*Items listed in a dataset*
**********
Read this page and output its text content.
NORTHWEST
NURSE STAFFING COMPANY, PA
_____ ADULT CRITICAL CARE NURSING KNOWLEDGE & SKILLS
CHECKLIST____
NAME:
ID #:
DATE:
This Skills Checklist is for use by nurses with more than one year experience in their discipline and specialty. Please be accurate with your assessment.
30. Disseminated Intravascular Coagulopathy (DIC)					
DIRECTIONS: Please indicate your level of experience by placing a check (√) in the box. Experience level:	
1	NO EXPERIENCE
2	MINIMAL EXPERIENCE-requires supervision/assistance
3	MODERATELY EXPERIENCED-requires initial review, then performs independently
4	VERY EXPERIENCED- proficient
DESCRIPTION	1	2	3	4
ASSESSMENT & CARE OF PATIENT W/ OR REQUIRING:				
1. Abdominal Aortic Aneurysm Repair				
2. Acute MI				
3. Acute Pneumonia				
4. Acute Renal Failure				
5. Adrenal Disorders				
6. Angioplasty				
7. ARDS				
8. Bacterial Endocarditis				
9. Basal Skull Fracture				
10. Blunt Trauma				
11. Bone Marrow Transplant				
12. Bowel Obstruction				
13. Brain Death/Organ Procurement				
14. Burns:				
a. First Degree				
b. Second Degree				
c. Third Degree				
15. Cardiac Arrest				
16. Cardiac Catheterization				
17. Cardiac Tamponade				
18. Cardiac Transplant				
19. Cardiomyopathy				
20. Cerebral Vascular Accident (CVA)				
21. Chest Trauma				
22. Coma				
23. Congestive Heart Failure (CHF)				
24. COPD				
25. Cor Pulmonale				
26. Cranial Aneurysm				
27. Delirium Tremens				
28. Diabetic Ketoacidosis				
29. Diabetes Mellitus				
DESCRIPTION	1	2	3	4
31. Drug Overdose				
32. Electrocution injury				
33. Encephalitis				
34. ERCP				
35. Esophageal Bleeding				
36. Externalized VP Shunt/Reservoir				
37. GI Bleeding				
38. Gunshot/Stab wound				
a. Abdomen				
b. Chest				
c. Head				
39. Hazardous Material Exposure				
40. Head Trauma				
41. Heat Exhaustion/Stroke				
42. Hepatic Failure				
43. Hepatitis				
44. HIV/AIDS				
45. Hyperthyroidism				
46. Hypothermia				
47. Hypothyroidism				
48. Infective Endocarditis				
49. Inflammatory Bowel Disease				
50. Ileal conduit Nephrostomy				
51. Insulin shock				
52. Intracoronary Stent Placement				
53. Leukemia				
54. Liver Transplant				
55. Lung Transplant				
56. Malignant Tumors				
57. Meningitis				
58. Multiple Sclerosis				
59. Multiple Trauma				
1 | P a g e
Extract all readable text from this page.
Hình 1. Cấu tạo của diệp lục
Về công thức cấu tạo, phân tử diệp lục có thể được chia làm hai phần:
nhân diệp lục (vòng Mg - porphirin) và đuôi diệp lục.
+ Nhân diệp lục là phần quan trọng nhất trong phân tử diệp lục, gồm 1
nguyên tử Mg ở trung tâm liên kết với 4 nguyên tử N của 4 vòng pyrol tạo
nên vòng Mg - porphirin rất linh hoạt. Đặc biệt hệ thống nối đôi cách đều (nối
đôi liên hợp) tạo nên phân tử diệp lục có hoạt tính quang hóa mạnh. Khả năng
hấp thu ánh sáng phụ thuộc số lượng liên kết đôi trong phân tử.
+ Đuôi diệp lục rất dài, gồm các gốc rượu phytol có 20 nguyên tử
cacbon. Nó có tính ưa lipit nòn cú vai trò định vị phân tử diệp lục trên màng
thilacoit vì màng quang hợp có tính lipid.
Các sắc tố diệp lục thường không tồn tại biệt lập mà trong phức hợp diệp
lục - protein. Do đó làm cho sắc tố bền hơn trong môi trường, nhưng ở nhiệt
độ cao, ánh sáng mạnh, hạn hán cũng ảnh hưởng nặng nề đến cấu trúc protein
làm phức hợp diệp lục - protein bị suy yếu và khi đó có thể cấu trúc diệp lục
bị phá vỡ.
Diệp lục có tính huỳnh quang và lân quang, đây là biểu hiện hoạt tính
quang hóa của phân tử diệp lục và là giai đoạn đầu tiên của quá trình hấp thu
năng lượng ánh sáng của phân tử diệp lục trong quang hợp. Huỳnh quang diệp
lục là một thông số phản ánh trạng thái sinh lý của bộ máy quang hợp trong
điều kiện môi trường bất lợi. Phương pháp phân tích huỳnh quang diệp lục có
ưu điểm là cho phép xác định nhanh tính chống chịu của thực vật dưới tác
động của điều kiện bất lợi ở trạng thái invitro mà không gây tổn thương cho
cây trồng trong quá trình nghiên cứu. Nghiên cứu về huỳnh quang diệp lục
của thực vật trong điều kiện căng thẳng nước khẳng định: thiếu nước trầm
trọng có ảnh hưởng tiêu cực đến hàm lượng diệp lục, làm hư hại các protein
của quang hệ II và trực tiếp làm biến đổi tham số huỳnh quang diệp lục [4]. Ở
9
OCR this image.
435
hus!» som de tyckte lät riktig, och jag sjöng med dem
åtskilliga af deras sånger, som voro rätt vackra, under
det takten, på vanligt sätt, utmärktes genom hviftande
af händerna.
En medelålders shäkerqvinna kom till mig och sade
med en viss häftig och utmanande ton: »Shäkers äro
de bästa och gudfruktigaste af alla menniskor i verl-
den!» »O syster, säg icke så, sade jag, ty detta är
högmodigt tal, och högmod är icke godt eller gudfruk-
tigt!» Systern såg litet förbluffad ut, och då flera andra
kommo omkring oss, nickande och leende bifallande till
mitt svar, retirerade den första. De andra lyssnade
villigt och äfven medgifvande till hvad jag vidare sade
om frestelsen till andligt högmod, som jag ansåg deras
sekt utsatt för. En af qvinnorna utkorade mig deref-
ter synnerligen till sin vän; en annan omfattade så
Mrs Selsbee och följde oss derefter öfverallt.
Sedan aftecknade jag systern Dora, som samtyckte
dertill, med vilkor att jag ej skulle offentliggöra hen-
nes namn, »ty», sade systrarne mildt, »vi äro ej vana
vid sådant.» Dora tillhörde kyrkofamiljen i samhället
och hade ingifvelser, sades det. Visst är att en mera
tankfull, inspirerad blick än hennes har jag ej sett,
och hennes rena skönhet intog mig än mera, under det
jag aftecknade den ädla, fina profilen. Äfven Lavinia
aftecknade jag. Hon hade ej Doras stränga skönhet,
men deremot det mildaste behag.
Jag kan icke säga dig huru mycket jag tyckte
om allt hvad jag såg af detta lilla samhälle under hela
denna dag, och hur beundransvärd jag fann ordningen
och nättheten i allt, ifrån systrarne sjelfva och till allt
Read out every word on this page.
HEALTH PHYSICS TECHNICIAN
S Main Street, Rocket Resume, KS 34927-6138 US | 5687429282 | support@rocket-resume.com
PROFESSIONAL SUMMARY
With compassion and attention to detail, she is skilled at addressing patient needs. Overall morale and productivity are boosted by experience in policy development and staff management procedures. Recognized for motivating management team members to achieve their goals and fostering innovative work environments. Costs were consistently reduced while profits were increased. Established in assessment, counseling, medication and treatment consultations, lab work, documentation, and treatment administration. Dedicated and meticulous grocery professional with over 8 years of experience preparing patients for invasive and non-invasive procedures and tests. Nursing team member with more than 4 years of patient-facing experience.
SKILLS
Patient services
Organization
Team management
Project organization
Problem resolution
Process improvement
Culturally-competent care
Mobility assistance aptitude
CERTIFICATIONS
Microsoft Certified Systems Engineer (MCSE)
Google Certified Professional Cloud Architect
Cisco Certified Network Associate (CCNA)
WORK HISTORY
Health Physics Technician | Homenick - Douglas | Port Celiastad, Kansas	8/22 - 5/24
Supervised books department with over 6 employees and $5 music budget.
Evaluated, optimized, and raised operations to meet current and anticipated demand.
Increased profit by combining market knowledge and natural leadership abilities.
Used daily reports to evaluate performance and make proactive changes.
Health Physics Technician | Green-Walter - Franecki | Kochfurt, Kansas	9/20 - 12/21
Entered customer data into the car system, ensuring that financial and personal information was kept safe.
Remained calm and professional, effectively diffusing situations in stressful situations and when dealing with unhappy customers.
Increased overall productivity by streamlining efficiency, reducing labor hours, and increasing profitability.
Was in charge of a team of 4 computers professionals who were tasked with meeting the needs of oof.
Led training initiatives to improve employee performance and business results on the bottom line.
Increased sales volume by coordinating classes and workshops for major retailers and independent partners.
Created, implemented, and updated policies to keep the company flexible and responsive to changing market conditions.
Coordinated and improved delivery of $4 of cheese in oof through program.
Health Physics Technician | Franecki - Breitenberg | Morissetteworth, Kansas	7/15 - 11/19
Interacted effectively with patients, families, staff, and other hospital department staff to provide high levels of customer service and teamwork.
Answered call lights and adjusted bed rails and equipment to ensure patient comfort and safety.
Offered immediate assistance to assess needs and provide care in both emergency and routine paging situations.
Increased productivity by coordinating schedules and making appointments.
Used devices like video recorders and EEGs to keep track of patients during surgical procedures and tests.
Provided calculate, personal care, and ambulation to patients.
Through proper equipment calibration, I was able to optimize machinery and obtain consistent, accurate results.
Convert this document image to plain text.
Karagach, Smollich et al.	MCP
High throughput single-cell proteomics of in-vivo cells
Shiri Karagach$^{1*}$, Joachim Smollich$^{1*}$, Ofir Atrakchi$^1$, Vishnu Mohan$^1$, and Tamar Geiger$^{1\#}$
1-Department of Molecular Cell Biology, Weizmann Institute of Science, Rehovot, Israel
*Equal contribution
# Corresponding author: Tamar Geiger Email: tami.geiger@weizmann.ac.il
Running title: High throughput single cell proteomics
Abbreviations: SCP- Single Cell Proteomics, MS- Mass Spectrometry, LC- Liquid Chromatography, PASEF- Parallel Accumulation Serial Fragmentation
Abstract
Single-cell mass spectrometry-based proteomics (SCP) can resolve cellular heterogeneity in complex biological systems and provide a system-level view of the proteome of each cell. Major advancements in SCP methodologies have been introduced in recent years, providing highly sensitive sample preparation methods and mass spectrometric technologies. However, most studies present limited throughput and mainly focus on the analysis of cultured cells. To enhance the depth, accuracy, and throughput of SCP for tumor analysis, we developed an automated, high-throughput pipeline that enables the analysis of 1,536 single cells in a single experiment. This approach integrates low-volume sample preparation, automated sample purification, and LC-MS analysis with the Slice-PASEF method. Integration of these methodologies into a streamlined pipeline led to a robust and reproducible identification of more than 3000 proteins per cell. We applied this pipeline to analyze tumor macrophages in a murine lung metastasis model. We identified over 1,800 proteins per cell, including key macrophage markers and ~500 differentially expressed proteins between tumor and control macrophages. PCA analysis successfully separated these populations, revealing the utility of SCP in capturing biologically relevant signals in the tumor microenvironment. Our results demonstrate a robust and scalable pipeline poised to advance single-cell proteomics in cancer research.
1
**********
*Task to carry out*
Take each line above that holds the string "lượng" and copy it.

*Expected answer*
hấp thu ánh sáng phụ thuộc số lượng liên kết đôi trong phân tử.
năng lượng ánh sáng của phân tử diệp lục trong quang hợp. Huỳnh quang diệp
trọng có ảnh hưởng tiêu cực đến hàm lượng diệp lục, làm hư hại các protein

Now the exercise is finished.